# Exercise aim
What you return should match every record exactly, with the images removed.

# Data for this exercise
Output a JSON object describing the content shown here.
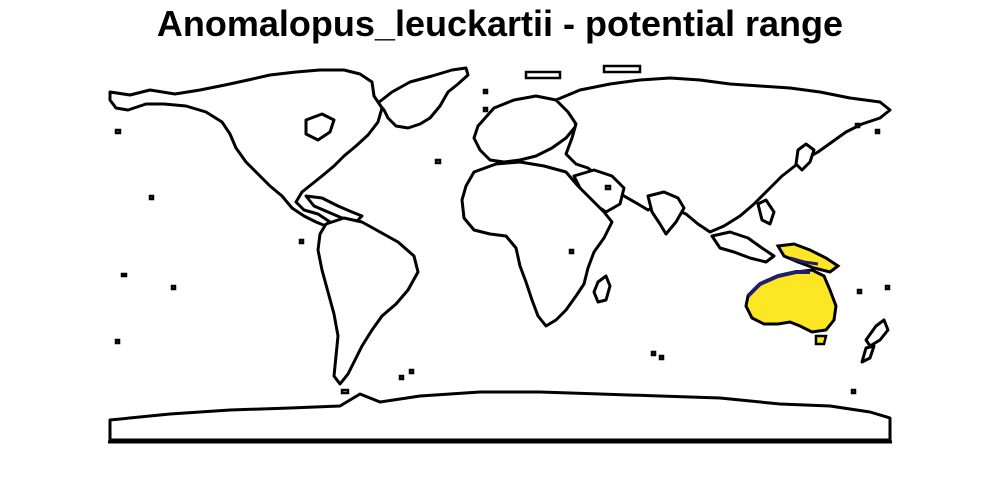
{
  "map": {
    "title": "Anomalopus_leuckartii - potential range"
  },
  "colors": {
    "outline": "#000000",
    "range_fill": "#FDE725",
    "range_edge": "#1F1F6B",
    "background": "#FFFFFF"
  }
}
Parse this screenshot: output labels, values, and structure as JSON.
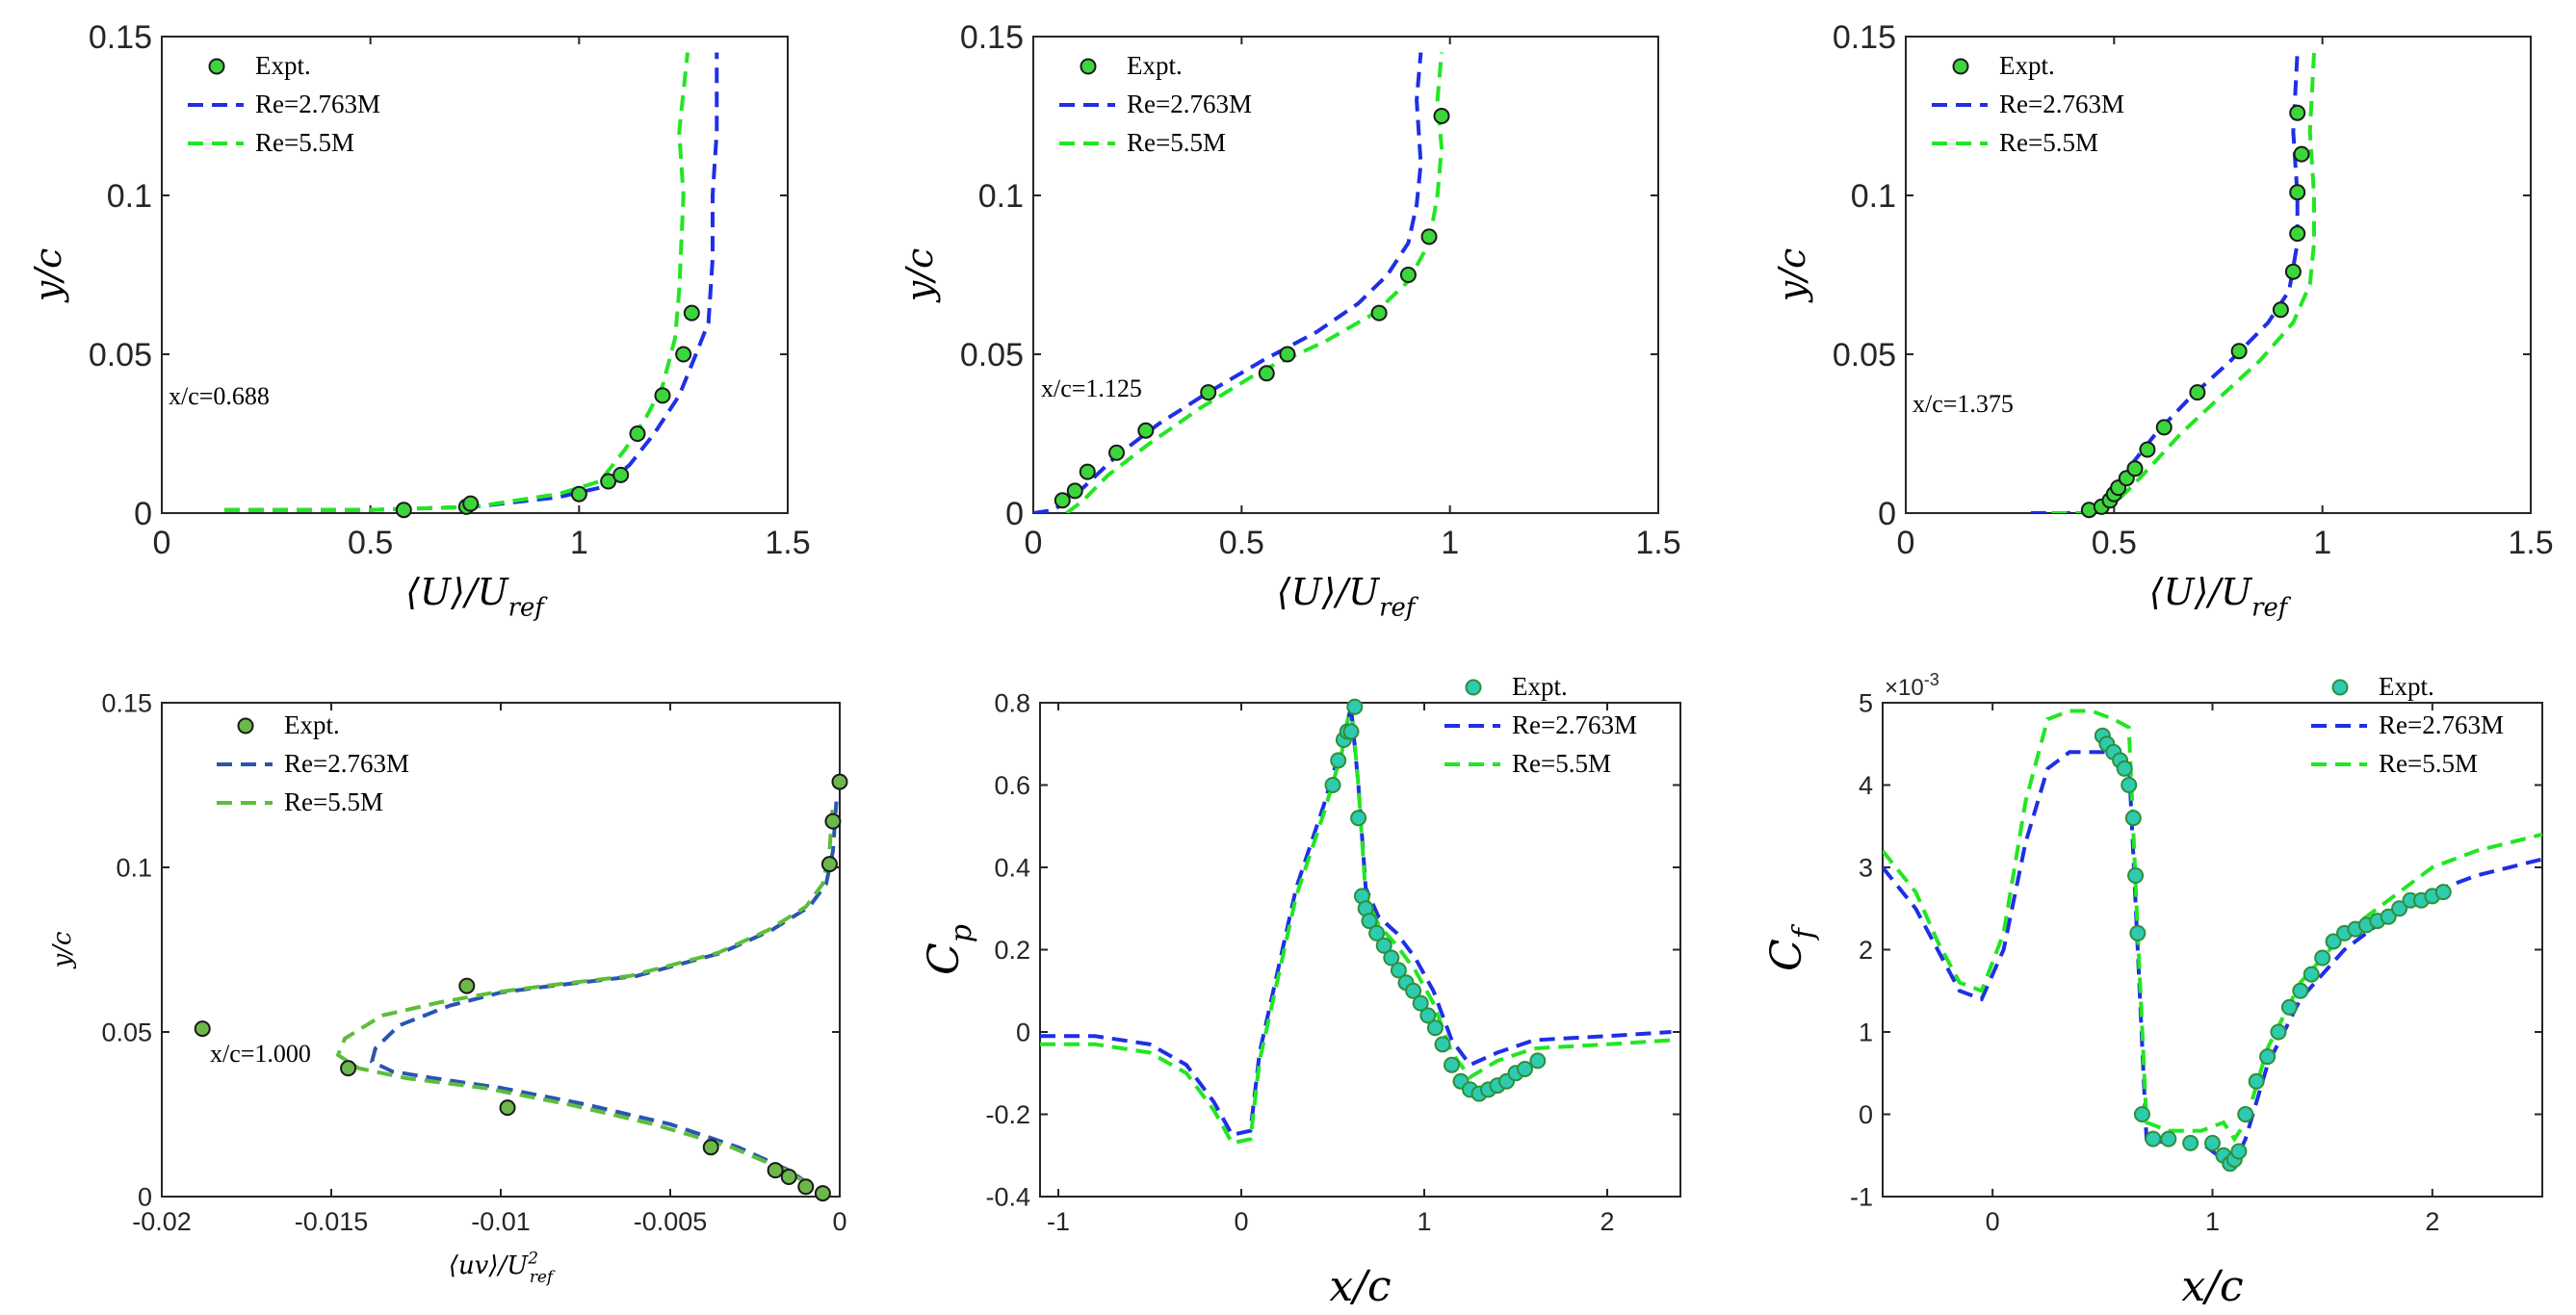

# Complete output
Output a JSON object describing the content shown here.
{
  "map": {
    "title": "Anomalopus_leuckartii - potential range"
  },
  "colors": {
    "outline": "#000000",
    "range_fill": "#FDE725",
    "range_edge": "#1F1F6B",
    "background": "#FFFFFF"
  }
}
Parse this screenshot: output labels, values, and structure as JSON.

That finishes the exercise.